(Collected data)
begin

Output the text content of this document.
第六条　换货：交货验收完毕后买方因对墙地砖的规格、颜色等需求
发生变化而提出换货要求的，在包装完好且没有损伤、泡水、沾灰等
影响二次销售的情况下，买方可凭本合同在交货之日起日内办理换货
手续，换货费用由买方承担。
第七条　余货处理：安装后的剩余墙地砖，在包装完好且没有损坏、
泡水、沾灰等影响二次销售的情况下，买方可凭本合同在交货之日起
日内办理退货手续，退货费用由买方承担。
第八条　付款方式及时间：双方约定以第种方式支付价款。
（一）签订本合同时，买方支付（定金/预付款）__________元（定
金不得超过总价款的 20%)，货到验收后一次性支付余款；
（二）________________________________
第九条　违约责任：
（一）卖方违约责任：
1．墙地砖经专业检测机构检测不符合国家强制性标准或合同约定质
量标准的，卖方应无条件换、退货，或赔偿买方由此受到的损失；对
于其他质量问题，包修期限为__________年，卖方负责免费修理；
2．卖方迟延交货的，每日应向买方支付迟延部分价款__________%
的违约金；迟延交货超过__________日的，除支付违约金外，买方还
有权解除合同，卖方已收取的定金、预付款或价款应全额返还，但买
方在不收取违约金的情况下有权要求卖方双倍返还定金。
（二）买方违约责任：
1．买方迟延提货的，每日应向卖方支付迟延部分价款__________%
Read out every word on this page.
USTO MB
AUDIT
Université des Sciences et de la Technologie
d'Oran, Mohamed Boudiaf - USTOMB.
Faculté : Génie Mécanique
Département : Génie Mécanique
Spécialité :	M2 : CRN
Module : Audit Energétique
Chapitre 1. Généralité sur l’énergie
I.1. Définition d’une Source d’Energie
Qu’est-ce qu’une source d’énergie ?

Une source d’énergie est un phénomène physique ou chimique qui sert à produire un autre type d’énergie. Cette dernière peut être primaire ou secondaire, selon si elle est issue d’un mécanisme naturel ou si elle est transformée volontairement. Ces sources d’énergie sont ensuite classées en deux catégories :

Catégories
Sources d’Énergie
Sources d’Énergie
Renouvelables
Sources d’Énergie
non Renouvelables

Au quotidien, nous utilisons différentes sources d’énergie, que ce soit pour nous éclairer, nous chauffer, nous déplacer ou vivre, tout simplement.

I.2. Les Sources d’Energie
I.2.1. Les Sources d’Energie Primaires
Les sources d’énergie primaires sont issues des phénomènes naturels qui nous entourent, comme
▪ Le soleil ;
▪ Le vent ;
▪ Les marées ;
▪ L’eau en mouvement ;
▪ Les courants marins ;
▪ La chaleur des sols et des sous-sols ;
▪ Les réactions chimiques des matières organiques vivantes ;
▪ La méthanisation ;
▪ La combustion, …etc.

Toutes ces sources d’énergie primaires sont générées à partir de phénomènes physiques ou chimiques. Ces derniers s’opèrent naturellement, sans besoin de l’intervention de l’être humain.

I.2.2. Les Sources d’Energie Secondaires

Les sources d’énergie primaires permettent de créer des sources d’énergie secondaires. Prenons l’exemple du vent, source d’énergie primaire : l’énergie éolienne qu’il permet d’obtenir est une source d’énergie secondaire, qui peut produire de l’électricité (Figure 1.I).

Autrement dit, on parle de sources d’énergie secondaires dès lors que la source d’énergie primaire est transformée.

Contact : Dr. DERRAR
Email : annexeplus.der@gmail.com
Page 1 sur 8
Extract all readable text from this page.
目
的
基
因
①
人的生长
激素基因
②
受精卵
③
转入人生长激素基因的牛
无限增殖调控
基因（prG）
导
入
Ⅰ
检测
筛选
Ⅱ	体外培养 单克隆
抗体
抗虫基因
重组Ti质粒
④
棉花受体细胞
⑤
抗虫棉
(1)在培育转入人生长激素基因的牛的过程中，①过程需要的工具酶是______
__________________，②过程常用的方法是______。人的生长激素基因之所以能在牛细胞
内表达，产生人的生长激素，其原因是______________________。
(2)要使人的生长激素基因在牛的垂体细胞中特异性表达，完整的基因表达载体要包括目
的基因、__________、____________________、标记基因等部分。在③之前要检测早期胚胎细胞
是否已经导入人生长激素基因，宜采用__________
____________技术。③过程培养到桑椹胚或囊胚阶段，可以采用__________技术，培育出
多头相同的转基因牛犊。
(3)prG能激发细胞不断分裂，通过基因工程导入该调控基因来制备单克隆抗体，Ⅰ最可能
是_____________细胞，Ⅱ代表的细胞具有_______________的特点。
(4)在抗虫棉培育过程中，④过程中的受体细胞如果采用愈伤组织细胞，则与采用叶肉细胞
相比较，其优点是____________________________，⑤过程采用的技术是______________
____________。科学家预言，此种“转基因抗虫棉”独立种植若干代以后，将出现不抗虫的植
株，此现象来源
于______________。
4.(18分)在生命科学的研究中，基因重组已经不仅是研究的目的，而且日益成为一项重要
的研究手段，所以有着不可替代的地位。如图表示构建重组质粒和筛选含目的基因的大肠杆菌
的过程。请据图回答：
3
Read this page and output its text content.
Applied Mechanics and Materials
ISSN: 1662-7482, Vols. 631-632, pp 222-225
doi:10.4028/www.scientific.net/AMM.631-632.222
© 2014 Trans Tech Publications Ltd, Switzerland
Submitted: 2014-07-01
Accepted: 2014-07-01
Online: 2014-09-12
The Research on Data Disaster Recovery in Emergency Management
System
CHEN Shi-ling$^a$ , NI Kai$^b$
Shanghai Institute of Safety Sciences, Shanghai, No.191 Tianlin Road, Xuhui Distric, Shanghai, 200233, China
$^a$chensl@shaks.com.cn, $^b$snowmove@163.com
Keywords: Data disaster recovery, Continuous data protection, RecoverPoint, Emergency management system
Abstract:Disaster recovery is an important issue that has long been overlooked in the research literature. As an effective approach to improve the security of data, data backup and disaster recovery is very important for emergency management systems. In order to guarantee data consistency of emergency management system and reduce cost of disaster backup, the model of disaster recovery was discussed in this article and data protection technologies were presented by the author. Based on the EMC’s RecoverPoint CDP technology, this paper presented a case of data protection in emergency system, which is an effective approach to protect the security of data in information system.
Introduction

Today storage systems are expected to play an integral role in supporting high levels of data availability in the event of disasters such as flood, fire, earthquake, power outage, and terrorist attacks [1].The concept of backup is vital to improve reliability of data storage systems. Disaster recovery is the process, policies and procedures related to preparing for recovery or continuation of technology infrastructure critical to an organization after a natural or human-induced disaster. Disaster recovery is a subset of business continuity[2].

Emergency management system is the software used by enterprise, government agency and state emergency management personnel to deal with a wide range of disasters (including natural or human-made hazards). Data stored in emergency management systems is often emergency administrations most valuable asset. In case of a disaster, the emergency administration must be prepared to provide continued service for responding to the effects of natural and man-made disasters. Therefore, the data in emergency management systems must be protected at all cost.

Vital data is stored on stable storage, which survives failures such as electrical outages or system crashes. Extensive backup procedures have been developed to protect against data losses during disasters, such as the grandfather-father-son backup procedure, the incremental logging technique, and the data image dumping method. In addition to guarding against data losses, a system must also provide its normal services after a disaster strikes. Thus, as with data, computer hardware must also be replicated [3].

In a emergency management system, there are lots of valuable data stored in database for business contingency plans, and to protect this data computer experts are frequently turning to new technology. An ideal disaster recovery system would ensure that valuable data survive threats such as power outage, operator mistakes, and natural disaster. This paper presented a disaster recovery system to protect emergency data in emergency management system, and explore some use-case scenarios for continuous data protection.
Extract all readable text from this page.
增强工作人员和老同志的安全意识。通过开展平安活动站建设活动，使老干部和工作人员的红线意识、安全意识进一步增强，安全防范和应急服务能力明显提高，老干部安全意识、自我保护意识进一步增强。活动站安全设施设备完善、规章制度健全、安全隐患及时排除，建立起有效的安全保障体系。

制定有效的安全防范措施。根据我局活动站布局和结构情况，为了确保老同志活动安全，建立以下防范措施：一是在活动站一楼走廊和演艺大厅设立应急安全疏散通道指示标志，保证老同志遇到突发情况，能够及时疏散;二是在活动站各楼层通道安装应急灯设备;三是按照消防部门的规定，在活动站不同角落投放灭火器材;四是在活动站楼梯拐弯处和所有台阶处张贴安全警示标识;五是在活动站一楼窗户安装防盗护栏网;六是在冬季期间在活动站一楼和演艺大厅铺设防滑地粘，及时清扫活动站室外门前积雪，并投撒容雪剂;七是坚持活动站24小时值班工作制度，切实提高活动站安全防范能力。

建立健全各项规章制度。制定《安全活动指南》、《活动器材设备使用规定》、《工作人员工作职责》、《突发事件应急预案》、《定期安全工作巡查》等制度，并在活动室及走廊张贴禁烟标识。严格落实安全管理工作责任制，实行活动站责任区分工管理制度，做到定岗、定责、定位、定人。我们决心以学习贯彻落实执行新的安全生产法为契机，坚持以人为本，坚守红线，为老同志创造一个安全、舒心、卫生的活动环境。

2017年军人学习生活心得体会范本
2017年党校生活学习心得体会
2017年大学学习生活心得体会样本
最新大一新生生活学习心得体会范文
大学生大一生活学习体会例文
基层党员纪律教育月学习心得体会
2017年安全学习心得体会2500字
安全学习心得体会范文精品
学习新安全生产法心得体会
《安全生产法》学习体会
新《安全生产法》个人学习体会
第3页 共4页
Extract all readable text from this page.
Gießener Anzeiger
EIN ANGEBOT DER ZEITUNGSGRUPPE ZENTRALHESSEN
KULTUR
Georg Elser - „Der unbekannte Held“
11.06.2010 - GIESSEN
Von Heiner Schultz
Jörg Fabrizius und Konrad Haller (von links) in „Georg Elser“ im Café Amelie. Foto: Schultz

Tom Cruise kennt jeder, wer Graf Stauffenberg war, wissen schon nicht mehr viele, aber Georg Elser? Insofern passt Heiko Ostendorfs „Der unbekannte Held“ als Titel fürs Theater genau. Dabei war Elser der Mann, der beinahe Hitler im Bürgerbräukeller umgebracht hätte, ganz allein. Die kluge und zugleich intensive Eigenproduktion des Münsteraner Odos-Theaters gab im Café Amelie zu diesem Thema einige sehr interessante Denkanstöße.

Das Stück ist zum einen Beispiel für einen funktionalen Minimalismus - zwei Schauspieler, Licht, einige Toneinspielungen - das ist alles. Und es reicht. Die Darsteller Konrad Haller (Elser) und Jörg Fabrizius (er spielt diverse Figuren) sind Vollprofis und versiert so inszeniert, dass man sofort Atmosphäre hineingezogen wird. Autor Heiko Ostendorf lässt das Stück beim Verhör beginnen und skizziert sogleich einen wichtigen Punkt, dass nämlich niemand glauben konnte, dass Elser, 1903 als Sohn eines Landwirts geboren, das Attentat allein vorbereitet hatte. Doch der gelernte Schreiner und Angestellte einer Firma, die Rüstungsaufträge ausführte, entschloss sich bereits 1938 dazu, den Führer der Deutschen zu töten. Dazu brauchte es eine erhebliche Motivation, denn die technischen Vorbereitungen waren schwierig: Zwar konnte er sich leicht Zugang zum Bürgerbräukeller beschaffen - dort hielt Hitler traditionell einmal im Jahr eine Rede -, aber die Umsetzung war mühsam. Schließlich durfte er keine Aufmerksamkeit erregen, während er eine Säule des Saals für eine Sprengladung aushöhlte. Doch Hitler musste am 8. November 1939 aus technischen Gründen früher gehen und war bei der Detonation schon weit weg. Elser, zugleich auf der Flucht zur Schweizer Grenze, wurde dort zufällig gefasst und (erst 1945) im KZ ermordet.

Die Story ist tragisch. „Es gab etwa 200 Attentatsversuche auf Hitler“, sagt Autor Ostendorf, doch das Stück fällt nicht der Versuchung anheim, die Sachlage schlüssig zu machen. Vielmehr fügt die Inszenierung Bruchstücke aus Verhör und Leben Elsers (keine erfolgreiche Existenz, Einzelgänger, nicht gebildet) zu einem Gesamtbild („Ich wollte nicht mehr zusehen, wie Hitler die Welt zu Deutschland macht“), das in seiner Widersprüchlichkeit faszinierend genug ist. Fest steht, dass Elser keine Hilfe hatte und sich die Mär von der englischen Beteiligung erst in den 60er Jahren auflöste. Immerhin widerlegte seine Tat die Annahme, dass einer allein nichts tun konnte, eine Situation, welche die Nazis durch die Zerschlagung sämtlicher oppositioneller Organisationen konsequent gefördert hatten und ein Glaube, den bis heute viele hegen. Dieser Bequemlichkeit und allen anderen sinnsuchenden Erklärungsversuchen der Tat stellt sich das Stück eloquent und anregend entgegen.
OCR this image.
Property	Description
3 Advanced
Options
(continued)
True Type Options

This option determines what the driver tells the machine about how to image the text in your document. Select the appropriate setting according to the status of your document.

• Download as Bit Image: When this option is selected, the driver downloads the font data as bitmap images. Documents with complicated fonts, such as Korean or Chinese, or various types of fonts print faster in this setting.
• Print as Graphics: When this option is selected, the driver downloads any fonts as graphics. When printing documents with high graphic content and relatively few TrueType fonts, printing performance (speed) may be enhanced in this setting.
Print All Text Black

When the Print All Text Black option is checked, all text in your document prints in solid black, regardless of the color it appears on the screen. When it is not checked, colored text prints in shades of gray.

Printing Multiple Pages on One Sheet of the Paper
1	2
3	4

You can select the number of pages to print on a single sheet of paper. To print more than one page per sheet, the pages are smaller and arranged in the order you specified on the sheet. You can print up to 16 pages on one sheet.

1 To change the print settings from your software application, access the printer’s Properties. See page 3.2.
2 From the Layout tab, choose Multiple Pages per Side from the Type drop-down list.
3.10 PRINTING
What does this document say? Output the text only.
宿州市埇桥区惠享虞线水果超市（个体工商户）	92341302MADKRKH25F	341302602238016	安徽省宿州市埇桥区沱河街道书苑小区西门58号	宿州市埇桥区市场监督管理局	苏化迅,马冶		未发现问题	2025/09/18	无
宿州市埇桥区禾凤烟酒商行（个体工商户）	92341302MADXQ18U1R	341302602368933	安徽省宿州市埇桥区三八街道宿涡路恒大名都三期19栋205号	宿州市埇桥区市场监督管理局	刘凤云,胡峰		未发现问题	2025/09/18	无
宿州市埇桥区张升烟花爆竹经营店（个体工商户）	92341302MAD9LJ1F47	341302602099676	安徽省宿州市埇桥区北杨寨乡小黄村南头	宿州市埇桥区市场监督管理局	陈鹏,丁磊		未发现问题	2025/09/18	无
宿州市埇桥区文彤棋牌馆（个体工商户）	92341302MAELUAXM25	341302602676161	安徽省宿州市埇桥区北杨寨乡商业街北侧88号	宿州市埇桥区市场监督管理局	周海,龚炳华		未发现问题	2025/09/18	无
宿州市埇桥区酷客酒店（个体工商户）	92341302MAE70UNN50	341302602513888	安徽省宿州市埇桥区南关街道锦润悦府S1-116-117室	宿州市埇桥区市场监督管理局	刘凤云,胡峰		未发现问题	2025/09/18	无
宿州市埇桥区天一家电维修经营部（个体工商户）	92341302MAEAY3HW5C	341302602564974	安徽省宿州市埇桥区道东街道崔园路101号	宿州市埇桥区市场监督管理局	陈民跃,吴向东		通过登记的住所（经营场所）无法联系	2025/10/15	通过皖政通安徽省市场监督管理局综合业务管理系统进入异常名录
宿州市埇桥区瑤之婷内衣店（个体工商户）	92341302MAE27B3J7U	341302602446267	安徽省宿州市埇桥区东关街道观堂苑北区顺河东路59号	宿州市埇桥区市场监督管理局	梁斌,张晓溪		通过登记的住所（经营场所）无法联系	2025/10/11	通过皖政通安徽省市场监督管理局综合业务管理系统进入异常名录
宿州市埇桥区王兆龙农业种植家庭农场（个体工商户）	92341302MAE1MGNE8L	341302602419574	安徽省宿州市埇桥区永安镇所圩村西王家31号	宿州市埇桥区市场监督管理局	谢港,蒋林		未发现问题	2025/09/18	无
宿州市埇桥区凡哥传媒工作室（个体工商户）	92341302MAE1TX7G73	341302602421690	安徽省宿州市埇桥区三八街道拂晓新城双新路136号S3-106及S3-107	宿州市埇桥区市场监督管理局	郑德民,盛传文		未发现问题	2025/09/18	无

end

• Exercise details:
Isolate each line of the listing above that includes "Black". Copy it.

• Result of this exercise:
Print All Text Black
When the Print All Text Black option is checked, all text in your document prints in solid black, regardless of the color it appears on the screen. When it is not checked, colored text prints in shades of gray.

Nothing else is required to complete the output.